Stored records
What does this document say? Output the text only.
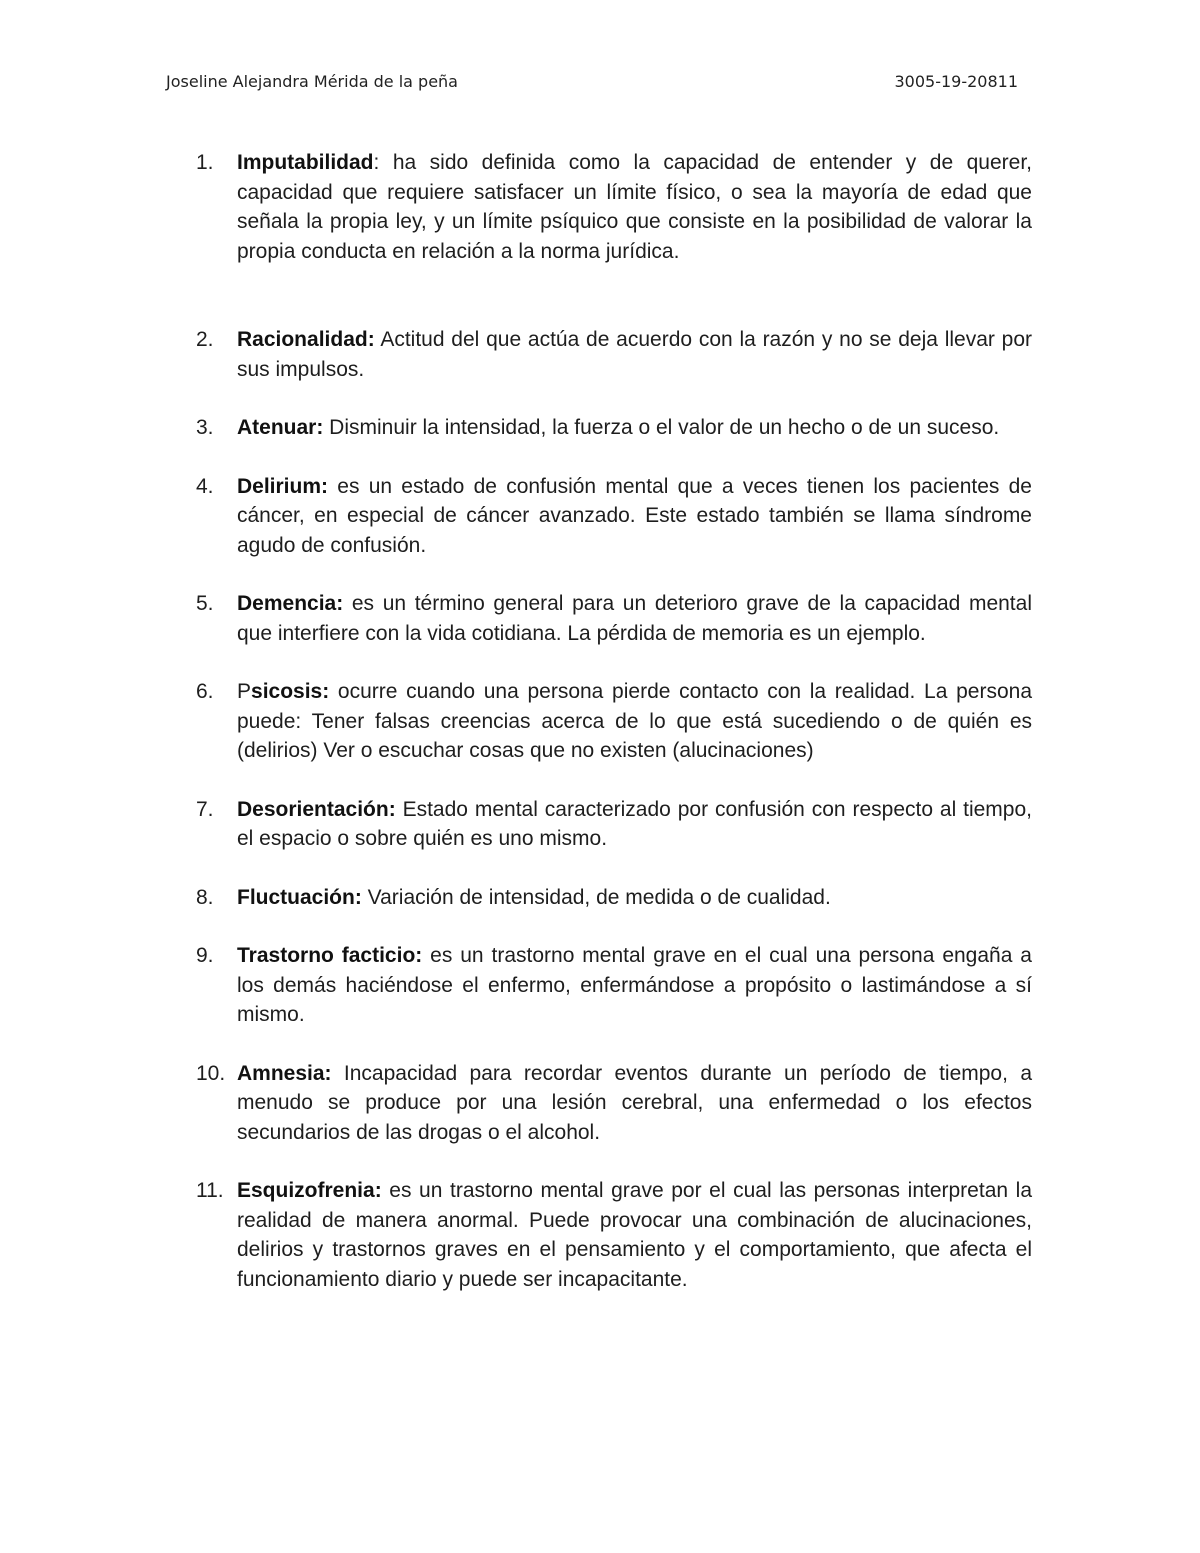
Joseline Alejandra Mérida de la peña	3005-19-20811
1.	Imputabilidad: ha sido definida como la capacidad de entender y de querer, capacidad que requiere satisfacer un límite físico, o sea la mayoría de edad que señala la propia ley, y un límite psíquico que consiste en la posibilidad de valorar la propia conducta en relación a la norma jurídica.
2.	Racionalidad: Actitud del que actúa de acuerdo con la razón y no se deja llevar por sus impulsos.
3.	Atenuar: Disminuir la intensidad, la fuerza o el valor de un hecho o de un suceso.
4.	Delirium: es un estado de confusión mental que a veces tienen los pacientes de cáncer, en especial de cáncer avanzado. Este estado también se llama síndrome agudo de confusión.
5.	Demencia: es un término general para un deterioro grave de la capacidad mental que interfiere con la vida cotidiana. La pérdida de memoria es un ejemplo.
6.	Psicosis: ocurre cuando una persona pierde contacto con la realidad. La persona puede: Tener falsas creencias acerca de lo que está sucediendo o de quién es (delirios) Ver o escuchar cosas que no existen (alucinaciones)
7.	Desorientación: Estado mental caracterizado por confusión con respecto al tiempo, el espacio o sobre quién es uno mismo.
8.	Fluctuación: Variación de intensidad, de medida o de cualidad.
9.	Trastorno facticio: es un trastorno mental grave en el cual una persona engaña a los demás haciéndose el enfermo, enfermándose a propósito o lastimándose a sí mismo.
10. Amnesia: Incapacidad para recordar eventos durante un período de tiempo, a menudo se produce por una lesión cerebral, una enfermedad o los efectos secundarios de las drogas o el alcohol.
11. Esquizofrenia: es un trastorno mental grave por el cual las personas interpretan la realidad de manera anormal. Puede provocar una combinación de alucinaciones, delirios y trastornos graves en el pensamiento y el comportamiento, que afecta el funcionamiento diario y puede ser incapacitante.
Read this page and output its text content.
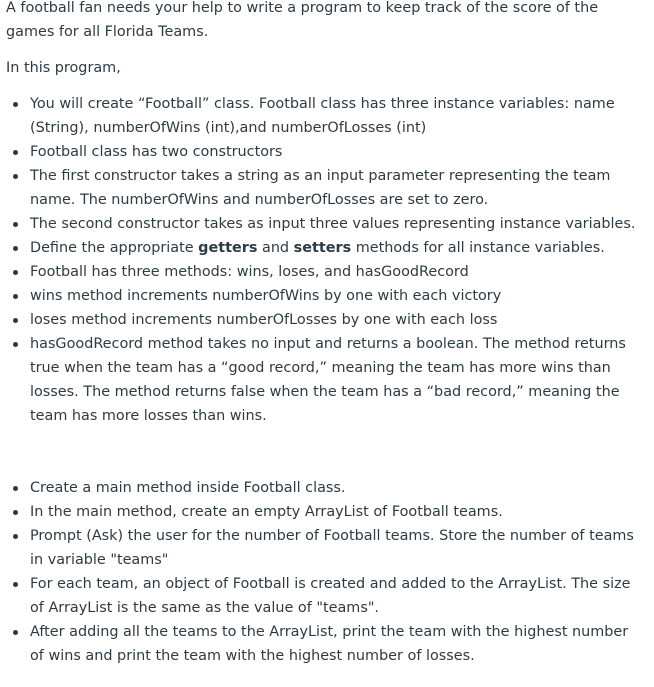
A football fan needs your help to write a program to keep track of the score of the games for all Florida Teams.

In this program,

You will create “Football” class. Football class has three instance variables: name (String), numberOfWins (int),and numberOfLosses (int)
Football class has two constructors
The first constructor takes a string as an input parameter representing the team name. The numberOfWins and numberOfLosses are set to zero.
The second constructor takes as input three values representing instance variables.
Define the appropriate getters and setters methods for all instance variables.
Football has three methods: wins, loses, and hasGoodRecord
wins method increments numberOfWins by one with each victory
loses method increments numberOfLosses by one with each loss
hasGoodRecord method takes no input and returns a boolean. The method returns true when the team has a “good record,” meaning the team has more wins than losses. The method returns false when the team has a “bad record,” meaning the team has more losses than wins.
Create a main method inside Football class.
In the main method, create an empty ArrayList of Football teams.
Prompt (Ask) the user for the number of Football teams. Store the number of teams in variable "teams"
For each team, an object of Football is created and added to the ArrayList. The size of ArrayList is the same as the value of "teams".
After adding all the teams to the ArrayList, print the team with the highest number of wins and print the team with the highest number of losses.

• **Aim**
Select the lines from the entries that include the word "numberOfLosses".

• **Result for this exercise**
You will create “Football” class. Football class has three instance variables: name (String), numberOfWins (int),and numberOfLosses (int)
The first constructor takes a string as an input parameter representing the team name. The numberOfWins and numberOfLosses are set to zero.
loses method increments numberOfLosses by one with each loss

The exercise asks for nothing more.